Work instructions:
a - Answer these questions from the apricot text below, giving each answer on its own line with the same mark.
(i) What causes defects such as bruises and skin blemishes on the fruit?
(ii) What do bunches of sylleptic side shoots interfere with?
(iii) About how many leaves should a short spur have to support each fruit?
b - Translate this sentence from the apricot text below into Spanish: "Only the tip bud of a spur is vegetative and forms leaves, and extends the spur to create new fruiting positions."
c - Decide whether each statement agrees with the apricot text below. Answer yes or no, and quote the words from the text that decide it.
(i) Apricots have mixed buds.
(ii) The maximum permissible height of the canopy in summer is 2.76 meters.
(iii) Single lateral shoots do not need to be stubbed.

Text:
* * *

A rigid tree structure attached to the trellis wires also prevents mechanical damage to the fruit. Defects, such as bruises and skin blemishes, caused by branches and leaves, occur when leaders sway in the wind.

Shoots of apricot trees characteristically throw flushes of sylleptic shoots. These bunches of side shoots interfere with extension growth of the leaders, so they must be stubbed back. Other sylleptic shoots, such as single lateral shoots, must also be stubbed.

The maximum permissible height of the canopy in summer is 2.76 meters (9 feet). This is 60 percent of the actual width of the rows, which is 4.60 meters (15 feet).

Produce large, high quality fruit

Dying back or extinction of spurs is a well-known phenomenon in apricot trees. A spur is a contracted lateral. Only the tip bud of a spur is vegetative and forms leaves, and extends the spur to create new fruiting positions. But behind this short vegetative part of the spur are only flower buds. Apricots do not have mixed buds, and after flowering (or fruiting), there are no vegetative buds left to form leaves and shoots to create new fruiting positions. These spurs become extinct through excessive flowering and fruiting, and the spur quickly becomes long and bare. Large fruit of high quality are produced from short spurs that have about 15 leaves (about 310 square centimeters or 48 square inches) to support each fruit.

* * *

Provided information:
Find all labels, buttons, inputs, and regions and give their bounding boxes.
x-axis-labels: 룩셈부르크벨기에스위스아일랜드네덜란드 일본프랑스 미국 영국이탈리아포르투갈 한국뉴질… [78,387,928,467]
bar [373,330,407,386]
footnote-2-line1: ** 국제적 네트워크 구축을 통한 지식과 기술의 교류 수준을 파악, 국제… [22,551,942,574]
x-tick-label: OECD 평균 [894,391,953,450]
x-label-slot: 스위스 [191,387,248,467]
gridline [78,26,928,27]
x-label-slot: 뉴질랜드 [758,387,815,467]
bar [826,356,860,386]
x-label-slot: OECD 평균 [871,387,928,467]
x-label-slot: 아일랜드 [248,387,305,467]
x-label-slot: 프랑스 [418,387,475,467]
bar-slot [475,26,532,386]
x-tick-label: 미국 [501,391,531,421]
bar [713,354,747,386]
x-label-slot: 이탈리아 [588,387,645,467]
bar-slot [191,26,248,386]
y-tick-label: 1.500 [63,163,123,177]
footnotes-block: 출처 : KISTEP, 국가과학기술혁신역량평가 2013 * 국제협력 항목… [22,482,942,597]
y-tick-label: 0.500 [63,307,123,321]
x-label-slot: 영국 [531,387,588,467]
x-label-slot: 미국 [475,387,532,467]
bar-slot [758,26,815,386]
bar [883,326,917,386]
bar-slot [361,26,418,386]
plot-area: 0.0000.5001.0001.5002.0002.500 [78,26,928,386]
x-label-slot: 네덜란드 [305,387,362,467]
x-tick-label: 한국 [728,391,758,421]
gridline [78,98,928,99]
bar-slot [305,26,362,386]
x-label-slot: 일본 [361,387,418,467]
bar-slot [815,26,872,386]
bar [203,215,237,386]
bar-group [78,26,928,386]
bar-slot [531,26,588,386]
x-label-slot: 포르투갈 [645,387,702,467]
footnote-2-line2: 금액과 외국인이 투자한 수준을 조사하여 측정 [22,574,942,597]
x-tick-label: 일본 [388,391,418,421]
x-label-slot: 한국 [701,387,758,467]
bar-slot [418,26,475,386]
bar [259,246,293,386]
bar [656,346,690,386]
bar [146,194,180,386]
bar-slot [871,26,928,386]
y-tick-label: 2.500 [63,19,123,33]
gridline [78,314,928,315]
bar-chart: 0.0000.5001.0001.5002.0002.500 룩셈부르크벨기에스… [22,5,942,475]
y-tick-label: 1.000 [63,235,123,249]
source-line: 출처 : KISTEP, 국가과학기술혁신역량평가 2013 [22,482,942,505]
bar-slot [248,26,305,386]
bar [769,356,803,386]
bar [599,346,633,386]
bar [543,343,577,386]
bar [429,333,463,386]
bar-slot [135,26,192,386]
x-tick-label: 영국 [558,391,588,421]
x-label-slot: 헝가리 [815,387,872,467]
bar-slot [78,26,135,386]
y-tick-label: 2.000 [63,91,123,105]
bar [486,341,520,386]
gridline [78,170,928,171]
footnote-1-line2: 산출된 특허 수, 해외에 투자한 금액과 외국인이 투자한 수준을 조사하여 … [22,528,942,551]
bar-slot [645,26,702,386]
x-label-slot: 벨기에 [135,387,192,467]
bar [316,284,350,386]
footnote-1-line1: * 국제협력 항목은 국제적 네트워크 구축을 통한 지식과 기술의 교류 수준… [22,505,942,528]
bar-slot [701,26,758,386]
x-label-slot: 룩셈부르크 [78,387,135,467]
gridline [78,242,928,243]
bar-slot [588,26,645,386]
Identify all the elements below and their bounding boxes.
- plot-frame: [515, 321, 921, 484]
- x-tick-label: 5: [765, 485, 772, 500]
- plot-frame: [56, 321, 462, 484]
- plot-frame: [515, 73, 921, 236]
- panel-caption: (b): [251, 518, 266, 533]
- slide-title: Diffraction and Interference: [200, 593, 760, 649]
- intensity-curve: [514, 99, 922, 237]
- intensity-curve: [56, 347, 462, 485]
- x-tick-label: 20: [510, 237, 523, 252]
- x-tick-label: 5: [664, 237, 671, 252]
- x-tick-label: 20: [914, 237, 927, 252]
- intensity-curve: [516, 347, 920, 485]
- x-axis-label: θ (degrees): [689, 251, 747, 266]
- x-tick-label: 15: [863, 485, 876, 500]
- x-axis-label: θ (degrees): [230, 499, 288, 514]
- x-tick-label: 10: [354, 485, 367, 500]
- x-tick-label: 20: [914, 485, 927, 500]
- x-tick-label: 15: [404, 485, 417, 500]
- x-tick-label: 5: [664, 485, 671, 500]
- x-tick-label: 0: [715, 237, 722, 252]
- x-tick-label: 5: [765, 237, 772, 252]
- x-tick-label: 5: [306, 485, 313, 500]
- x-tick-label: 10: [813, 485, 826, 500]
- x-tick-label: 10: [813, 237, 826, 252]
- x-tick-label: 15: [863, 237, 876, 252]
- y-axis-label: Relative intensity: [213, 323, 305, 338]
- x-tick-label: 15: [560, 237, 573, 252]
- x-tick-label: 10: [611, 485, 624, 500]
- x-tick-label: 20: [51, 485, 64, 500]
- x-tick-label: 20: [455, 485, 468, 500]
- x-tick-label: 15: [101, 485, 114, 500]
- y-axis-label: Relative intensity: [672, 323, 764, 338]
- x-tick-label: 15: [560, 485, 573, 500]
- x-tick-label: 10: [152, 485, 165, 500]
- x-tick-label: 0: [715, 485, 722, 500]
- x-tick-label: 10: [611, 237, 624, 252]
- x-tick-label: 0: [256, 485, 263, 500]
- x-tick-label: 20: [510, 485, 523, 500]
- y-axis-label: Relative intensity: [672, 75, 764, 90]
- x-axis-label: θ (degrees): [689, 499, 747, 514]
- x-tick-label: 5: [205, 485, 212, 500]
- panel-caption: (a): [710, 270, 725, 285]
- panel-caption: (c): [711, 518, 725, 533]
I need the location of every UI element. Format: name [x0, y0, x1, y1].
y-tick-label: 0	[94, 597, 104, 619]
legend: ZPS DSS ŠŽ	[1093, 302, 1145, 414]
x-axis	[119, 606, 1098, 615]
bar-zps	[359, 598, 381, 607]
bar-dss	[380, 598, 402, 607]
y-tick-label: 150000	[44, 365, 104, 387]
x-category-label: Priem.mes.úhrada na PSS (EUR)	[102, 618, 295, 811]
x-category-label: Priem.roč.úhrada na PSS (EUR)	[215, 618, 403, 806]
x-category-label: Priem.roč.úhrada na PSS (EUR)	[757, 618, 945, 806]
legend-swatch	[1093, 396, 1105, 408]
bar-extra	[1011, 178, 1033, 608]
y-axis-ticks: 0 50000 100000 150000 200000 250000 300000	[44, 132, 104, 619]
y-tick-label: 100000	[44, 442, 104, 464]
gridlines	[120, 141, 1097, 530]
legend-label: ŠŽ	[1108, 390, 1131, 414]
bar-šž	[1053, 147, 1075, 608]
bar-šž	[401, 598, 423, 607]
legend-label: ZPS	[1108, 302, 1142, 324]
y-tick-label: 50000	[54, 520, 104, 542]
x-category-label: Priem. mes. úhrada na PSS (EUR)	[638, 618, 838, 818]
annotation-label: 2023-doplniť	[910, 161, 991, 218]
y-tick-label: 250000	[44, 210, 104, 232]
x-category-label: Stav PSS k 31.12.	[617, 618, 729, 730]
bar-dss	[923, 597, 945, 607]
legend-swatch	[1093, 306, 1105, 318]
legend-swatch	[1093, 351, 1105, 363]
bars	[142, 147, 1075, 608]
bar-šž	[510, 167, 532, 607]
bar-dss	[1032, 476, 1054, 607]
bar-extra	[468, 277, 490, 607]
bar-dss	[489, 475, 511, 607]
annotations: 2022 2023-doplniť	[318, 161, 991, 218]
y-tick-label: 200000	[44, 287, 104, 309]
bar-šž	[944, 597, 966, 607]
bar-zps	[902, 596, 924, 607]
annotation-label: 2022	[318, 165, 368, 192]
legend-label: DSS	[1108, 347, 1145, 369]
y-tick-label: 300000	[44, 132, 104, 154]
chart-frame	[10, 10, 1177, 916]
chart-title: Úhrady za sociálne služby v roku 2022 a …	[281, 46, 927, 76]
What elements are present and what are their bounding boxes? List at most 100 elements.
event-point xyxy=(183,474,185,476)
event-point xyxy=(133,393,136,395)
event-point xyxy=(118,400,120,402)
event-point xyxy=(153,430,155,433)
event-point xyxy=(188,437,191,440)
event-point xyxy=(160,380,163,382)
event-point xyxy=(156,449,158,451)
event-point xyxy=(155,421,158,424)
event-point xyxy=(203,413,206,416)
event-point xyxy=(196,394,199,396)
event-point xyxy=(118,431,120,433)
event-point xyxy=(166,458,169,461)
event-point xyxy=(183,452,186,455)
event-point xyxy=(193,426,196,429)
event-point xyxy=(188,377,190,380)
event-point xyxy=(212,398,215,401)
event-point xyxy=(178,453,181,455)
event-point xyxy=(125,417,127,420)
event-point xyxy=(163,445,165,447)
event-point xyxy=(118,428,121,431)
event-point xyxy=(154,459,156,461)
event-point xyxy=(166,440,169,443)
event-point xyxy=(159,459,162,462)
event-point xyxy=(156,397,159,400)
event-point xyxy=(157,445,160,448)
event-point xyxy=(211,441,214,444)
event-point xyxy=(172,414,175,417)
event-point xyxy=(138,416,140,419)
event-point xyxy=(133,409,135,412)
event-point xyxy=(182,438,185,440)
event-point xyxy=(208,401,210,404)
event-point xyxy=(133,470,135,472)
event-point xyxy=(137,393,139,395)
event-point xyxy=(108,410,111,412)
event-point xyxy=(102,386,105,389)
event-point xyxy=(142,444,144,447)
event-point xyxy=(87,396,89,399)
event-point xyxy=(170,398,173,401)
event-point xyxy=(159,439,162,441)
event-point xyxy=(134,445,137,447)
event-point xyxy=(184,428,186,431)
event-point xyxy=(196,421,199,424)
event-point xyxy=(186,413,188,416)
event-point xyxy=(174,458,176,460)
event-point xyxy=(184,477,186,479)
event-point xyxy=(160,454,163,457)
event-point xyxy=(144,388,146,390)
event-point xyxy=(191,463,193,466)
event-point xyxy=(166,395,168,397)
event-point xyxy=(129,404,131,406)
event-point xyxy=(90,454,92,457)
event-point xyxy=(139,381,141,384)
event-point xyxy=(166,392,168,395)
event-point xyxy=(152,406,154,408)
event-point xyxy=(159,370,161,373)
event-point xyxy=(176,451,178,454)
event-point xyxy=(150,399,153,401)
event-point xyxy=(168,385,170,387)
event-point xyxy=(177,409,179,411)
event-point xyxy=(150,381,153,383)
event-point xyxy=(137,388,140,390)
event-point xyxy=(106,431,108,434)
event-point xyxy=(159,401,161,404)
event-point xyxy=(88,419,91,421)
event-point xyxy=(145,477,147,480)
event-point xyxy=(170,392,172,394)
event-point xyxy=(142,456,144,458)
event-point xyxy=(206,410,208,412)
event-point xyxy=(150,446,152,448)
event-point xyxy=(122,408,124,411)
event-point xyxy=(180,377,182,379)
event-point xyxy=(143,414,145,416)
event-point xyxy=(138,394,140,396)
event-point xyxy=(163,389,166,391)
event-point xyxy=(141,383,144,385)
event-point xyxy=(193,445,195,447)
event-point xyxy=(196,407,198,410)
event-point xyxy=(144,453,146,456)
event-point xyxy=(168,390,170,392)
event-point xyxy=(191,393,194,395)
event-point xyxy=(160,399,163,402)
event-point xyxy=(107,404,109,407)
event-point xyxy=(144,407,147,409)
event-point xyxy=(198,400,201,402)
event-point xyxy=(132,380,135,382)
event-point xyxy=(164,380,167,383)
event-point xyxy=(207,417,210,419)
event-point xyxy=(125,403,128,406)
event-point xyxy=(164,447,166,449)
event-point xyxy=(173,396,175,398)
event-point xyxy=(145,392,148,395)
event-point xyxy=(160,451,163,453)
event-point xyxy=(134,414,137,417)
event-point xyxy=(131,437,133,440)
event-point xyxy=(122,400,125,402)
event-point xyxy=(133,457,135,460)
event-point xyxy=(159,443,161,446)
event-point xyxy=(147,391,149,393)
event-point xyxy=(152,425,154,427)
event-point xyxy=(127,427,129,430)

* * *

Answers to this exercise:
a -
(i) Branches and leaves cause them when leaders sway in the wind.
(ii) They interfere with extension growth of the leaders.
(iii) About 15 leaves (about 310 square centimeters or 48 square inches).

b - Solo la yema terminal de un espolón es vegetativa y forma hojas, y alarga el espolón para crear nuevas posiciones de fructificación.

c -
(i) No: "Apricots do not have mixed buds"
(ii) Yes: "The maximum permissible height of the canopy in summer is 2.76 meters (9 feet)."
(iii) No: "Other sylleptic shoots, such as single lateral shoots, must also be stubbed."